> **EXPLORE THE MATERIAL**
a. Reproduce everything in the article on Australopithecus deyiremeda from "In 1995, in" down to "Afar region, Ethiopia.".
b. Rewrite the paragraph of the hominin fossil article that begins "In 1995, in Chad a new hominin" as a short list, keeping its main facts.
c. Continue the article about the discovery of Australopithecus deyiremeda in Ethiopia from the point where it stops.

> **PASSAGE PROVIDED**
####

Two articles, one published in the journal “Nature” and one in the journal “Proceedings of the National Academy of Sciences” (PNAS), describe a research about the possible coexistence of different species of hominins in East Africa between 3.8 and 3.3 million years ago. In 2015 fossils found in Ethiopia were assigned to a new species called Australopithecus deyiremeda, which lived close to the species Australopithecus afarensis (photo ©Andrew), the one the famous specimen nicknamed Lucy belonged to.
The discovery of fossil bones of Lucy represented a milestone in the field of paleoanthropology. The existence of Australopithecus afarensis proved that hominins dated back to more than 3 million years ago and initially looked like they could be the species ancestor of the genus homo. However, over the following decades things have become more complicated.
In 1995, in Chad a new hominin was found that was called Australopithecus Bahrelghazali with an age between 3 and 3.5 million years. In 1999, in Kenya another hominin was found that showed such differences from australopithecines that it was attributed to a new genus and named kenyanthropus platyops with an age between 3.2 and 3.5 million years.
Australopithecus deyiremeda is just the latest species discovered so far, if it gets confirmed officially. It was discovered by a team led by paleontologist Yohannes Haile-Selassie, curator of physical anthropology at The Cleveland Museum of Natural History, USA, and lead author of the articles on this research. So far they found a part of a jaw, two jaws and some other fragments dated between 3.3 and 3.5 million years ago in the Afar region, Ethiopia.

####

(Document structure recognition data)
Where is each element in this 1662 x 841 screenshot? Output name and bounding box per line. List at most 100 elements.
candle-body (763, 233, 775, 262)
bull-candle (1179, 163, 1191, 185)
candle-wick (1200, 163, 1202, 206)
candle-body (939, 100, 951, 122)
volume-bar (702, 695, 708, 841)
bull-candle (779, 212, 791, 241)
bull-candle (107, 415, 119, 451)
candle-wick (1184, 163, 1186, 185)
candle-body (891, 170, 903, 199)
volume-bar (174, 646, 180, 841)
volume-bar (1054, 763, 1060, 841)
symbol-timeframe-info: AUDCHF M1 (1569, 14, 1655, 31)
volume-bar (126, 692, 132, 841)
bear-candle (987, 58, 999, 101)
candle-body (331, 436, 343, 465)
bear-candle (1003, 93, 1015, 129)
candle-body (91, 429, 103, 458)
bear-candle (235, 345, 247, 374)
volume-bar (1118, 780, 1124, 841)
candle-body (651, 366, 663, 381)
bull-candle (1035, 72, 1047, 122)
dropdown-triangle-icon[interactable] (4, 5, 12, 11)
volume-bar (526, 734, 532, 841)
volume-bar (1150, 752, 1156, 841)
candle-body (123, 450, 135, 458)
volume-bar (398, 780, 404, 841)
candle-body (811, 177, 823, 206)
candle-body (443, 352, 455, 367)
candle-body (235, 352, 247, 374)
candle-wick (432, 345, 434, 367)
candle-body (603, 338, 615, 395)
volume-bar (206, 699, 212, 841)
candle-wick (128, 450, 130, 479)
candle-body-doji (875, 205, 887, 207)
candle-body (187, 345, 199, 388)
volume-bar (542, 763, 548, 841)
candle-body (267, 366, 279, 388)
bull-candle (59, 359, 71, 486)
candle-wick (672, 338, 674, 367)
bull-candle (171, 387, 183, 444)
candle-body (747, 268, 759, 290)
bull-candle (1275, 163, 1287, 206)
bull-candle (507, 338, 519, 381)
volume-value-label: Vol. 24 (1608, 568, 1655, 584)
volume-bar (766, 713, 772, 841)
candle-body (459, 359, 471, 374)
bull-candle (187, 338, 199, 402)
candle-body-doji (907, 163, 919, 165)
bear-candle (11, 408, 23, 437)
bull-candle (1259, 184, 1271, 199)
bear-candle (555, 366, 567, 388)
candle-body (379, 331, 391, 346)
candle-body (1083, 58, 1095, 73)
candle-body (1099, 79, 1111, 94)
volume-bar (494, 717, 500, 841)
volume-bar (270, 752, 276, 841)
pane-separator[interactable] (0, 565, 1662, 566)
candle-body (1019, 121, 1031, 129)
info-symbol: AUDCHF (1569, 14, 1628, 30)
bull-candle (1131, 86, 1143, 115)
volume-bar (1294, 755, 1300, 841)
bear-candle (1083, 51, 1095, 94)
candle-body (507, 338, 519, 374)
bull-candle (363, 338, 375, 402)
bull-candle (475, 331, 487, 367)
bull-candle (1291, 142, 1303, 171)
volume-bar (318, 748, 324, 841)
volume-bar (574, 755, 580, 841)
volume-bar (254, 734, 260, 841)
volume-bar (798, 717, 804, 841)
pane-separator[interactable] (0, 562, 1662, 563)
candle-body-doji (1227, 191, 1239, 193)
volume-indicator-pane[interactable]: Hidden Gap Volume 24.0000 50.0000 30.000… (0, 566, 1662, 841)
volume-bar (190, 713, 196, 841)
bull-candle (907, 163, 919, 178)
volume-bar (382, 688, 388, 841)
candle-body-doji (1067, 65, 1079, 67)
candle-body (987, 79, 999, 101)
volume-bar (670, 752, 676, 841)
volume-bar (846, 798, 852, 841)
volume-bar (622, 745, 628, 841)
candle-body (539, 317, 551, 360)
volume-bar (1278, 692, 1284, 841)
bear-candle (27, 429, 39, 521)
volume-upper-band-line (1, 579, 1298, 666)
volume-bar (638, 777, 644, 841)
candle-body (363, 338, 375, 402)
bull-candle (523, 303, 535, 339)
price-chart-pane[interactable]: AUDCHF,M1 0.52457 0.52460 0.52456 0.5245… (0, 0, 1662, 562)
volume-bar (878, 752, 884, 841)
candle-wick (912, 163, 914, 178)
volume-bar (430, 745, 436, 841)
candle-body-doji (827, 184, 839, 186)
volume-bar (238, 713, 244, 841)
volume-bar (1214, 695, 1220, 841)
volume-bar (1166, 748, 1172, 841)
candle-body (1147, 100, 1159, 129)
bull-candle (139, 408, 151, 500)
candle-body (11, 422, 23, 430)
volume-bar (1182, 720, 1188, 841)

####

> **RESPONSES BY TASK**
a.
In 1995, in Chad a new hominin was found that was called Australopithecus Bahrelghazali with an age between 3 and 3.5 million years. In 1999, in Kenya another hominin was found that showed such differences from australopithecines that it was attributed to a new genus and named kenyanthropus platyops with an age between 3.2 and 3.5 million years.
Australopithecus deyiremeda is just the latest species discovered so far, if it gets confirmed officially. It was discovered by a team led by paleontologist Yohannes Haile-Selassie, curator of physical anthropology at The Cleveland Museum of Natural History, USA, and lead author of the articles on this research. So far they found a part of a jaw, two jaws and some other fragments dated between 3.3 and 3.5 million years ago in the Afar region, Ethiopia.

b.
- 1995, Chad: a new hominin, Australopithecus Bahrelghazali, was found, aged between 3 and 3.5 million years.
- 1999, Kenya: another hominin was found that differed so much from australopithecines that it was placed in a new genus and named kenyanthropus platyops, aged between 3.2 and 3.5 million years.

c.
If it were confirmed that the fossils identified as Australopithecus deyiremeda actually are a new species and not Australopithecus afarensis specimens, they’d still have to establish the various relations among the various species. Questions would also remain regarding the coexistence of various species of hominins related in various ways.
In recent years we’ve been discovering more and more that there are various hybrids among species of the homo genus so one wonders how many times the populations of the various hominins in East Africa may have been cross-bred. In that case, the identification of the fossils species may become more complex.
It’s one of the cases in which paleoanthropologists have to work with few bones and very little else. Even the most advanced genetic techniques can’t extract DNA fragments from bones that are so old so we can’t hope for any answers from that type of analysis.
In these cases, the hope is to find new fossils to reconstruct a kind of big jigsaw puzzle of the hominin lineage. Each new piece can help understand how many hominin species lived in East Africa during the middle Pliocene, their relations and if there was a co-existence between different species.